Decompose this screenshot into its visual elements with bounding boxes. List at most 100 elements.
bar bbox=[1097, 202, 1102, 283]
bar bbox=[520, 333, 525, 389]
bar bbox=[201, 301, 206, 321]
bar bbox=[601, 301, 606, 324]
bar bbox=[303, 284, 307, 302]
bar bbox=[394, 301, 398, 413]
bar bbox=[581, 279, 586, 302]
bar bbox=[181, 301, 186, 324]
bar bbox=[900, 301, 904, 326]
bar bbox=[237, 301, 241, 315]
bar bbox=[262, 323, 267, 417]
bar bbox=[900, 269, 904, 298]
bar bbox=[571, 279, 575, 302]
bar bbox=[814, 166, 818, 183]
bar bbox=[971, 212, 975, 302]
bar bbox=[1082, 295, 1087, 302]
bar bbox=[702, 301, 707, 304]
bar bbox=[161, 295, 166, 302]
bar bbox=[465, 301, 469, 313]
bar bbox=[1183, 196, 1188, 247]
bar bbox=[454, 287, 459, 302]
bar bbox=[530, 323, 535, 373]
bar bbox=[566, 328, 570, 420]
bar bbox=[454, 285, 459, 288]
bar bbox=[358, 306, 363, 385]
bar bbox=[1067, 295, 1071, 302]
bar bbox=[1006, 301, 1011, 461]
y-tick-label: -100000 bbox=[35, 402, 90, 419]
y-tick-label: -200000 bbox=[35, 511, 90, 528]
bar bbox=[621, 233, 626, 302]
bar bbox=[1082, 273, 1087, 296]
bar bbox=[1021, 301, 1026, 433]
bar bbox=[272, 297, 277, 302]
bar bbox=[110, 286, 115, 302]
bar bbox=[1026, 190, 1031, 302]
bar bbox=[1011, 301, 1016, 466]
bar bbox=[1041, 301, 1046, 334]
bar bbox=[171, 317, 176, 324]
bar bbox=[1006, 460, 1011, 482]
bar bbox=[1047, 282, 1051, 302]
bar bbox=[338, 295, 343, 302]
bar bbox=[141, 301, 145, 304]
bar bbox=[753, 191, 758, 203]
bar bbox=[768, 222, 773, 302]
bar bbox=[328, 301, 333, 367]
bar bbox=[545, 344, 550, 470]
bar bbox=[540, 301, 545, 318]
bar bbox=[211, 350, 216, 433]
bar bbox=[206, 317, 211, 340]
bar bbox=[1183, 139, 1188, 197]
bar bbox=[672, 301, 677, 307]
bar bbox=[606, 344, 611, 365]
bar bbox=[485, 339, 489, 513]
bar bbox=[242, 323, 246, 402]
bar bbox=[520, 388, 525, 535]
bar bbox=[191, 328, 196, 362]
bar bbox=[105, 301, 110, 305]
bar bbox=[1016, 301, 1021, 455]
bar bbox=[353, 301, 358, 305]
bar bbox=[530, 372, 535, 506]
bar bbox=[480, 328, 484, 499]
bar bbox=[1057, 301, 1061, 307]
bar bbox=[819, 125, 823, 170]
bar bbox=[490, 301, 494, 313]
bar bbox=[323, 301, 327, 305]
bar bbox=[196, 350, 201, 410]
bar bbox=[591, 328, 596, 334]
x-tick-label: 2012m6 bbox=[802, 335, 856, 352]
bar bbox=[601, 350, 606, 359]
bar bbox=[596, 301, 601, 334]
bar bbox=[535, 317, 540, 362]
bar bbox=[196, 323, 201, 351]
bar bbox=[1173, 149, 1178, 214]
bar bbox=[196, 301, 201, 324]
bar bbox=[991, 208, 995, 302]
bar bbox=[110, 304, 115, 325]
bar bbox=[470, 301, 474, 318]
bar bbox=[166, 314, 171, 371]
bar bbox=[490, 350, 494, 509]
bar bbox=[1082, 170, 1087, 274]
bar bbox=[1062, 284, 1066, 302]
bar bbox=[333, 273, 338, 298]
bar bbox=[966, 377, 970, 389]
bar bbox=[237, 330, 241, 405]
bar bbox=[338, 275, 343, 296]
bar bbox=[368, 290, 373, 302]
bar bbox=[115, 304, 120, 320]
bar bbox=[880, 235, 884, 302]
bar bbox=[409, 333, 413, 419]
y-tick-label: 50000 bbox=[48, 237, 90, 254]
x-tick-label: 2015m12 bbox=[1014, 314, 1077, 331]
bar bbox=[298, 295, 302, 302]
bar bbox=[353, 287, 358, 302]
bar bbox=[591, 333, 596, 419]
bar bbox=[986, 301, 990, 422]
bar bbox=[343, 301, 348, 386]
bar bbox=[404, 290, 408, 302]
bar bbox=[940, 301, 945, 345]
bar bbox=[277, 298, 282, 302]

* * * * * * * * *

• Work to complete: Format every line of the items above as a JSON list of strings, with one string per line and any blank lines left out.

• Solved exercise:
[
  "Decompose this screenshot into its visual elements with bounding boxes. List at most 100 elements.",
  "bar bbox=[1097, 202, 1102, 283]",
  "bar bbox=[520, 333, 525, 389]",
  "bar bbox=[201, 301, 206, 321]",
  "bar bbox=[601, 301, 606, 324]",
  "bar bbox=[303, 284, 307, 302]",
  "bar bbox=[394, 301, 398, 413]",
  "bar bbox=[581, 279, 586, 302]",
  "bar bbox=[181, 301, 186, 324]",
  "bar bbox=[900, 301, 904, 326]",
  "bar bbox=[237, 301, 241, 315]",
  "bar bbox=[262, 323, 267, 417]",
  "bar bbox=[900, 269, 904, 298]",
  "bar bbox=[571, 279, 575, 302]",
  "bar bbox=[814, 166, 818, 183]",
  "bar bbox=[971, 212, 975, 302]",
  "bar bbox=[1082, 295, 1087, 302]",
  "bar bbox=[702, 301, 707, 304]",
  "bar bbox=[161, 295, 166, 302]",
  "bar bbox=[465, 301, 469, 313]",
  "bar bbox=[1183, 196, 1188, 247]",
  "bar bbox=[454, 287, 459, 302]",
  "bar bbox=[530, 323, 535, 373]",
  "bar bbox=[566, 328, 570, 420]",
  "bar bbox=[454, 285, 459, 288]",
  "bar bbox=[358, 306, 363, 385]",
  "bar bbox=[1067, 295, 1071, 302]",
  "bar bbox=[1006, 301, 1011, 461]",
  "y-tick-label: -100000 bbox=[35, 402, 90, 419]",
  "y-tick-label: -200000 bbox=[35, 511, 90, 528]",
  "bar bbox=[621, 233, 626, 302]",
  "bar bbox=[1082, 273, 1087, 296]",
  "bar bbox=[1021, 301, 1026, 433]",
  "bar bbox=[272, 297, 277, 302]",
  "bar bbox=[110, 286, 115, 302]",
  "bar bbox=[1026, 190, 1031, 302]",
  "bar bbox=[1011, 301, 1016, 466]",
  "bar bbox=[1041, 301, 1046, 334]",
  "bar bbox=[171, 317, 176, 324]",
  "bar bbox=[1006, 460, 1011, 482]",
  "bar bbox=[1047, 282, 1051, 302]",
  "bar bbox=[338, 295, 343, 302]",
  "bar bbox=[141, 301, 145, 304]",
  "bar bbox=[753, 191, 758, 203]",
  "bar bbox=[768, 222, 773, 302]",
  "bar bbox=[328, 301, 333, 367]",
  "bar bbox=[545, 344, 550, 470]",
  "bar bbox=[540, 301, 545, 318]",
  "bar bbox=[211, 350, 216, 433]",
  "bar bbox=[206, 317, 211, 340]",
  "bar bbox=[1183, 139, 1188, 197]",
  "bar bbox=[672, 301, 677, 307]",
  "bar bbox=[606, 344, 611, 365]",
  "bar bbox=[485, 339, 489, 513]",
  "bar bbox=[242, 323, 246, 402]",
  "bar bbox=[520, 388, 525, 535]",
  "bar bbox=[191, 328, 196, 362]",
  "bar bbox=[105, 301, 110, 305]",
  "bar bbox=[1016, 301, 1021, 455]",
  "bar bbox=[353, 301, 358, 305]",
  "bar bbox=[530, 372, 535, 506]",
  "bar bbox=[480, 328, 484, 499]",
  "bar bbox=[1057, 301, 1061, 307]",
  "bar bbox=[819, 125, 823, 170]",
  "bar bbox=[490, 301, 494, 313]",
  "bar bbox=[323, 301, 327, 305]",
  "bar bbox=[196, 350, 201, 410]",
  "bar bbox=[591, 328, 596, 334]",
  "x-tick-label: 2012m6 bbox=[802, 335, 856, 352]",
  "bar bbox=[601, 350, 606, 359]",
  "bar bbox=[596, 301, 601, 334]",
  "bar bbox=[535, 317, 540, 362]",
  "bar bbox=[196, 323, 201, 351]",
  "bar bbox=[1173, 149, 1178, 214]",
  "bar bbox=[196, 301, 201, 324]",
  "bar bbox=[991, 208, 995, 302]",
  "bar bbox=[110, 304, 115, 325]",
  "bar bbox=[470, 301, 474, 318]",
  "bar bbox=[166, 314, 171, 371]",
  "bar bbox=[490, 350, 494, 509]",
  "bar bbox=[1082, 170, 1087, 274]",
  "bar bbox=[1062, 284, 1066, 302]",
  "bar bbox=[333, 273, 338, 298]",
  "bar bbox=[966, 377, 970, 389]",
  "bar bbox=[237, 330, 241, 405]",
  "bar bbox=[338, 275, 343, 296]",
  "bar bbox=[368, 290, 373, 302]",
  "bar bbox=[115, 304, 120, 320]",
  "bar bbox=[880, 235, 884, 302]",
  "bar bbox=[409, 333, 413, 419]",
  "y-tick-label: 50000 bbox=[48, 237, 90, 254]",
  "x-tick-label: 2015m12 bbox=[1014, 314, 1077, 331]",
  "bar bbox=[298, 295, 302, 302]",
  "bar bbox=[353, 287, 358, 302]",
  "bar bbox=[591, 333, 596, 419]",
  "bar bbox=[986, 301, 990, 422]",
  "bar bbox=[343, 301, 348, 386]",
  "bar bbox=[404, 290, 408, 302]",
  "bar bbox=[940, 301, 945, 345]",
  "bar bbox=[277, 298, 282, 302]"
]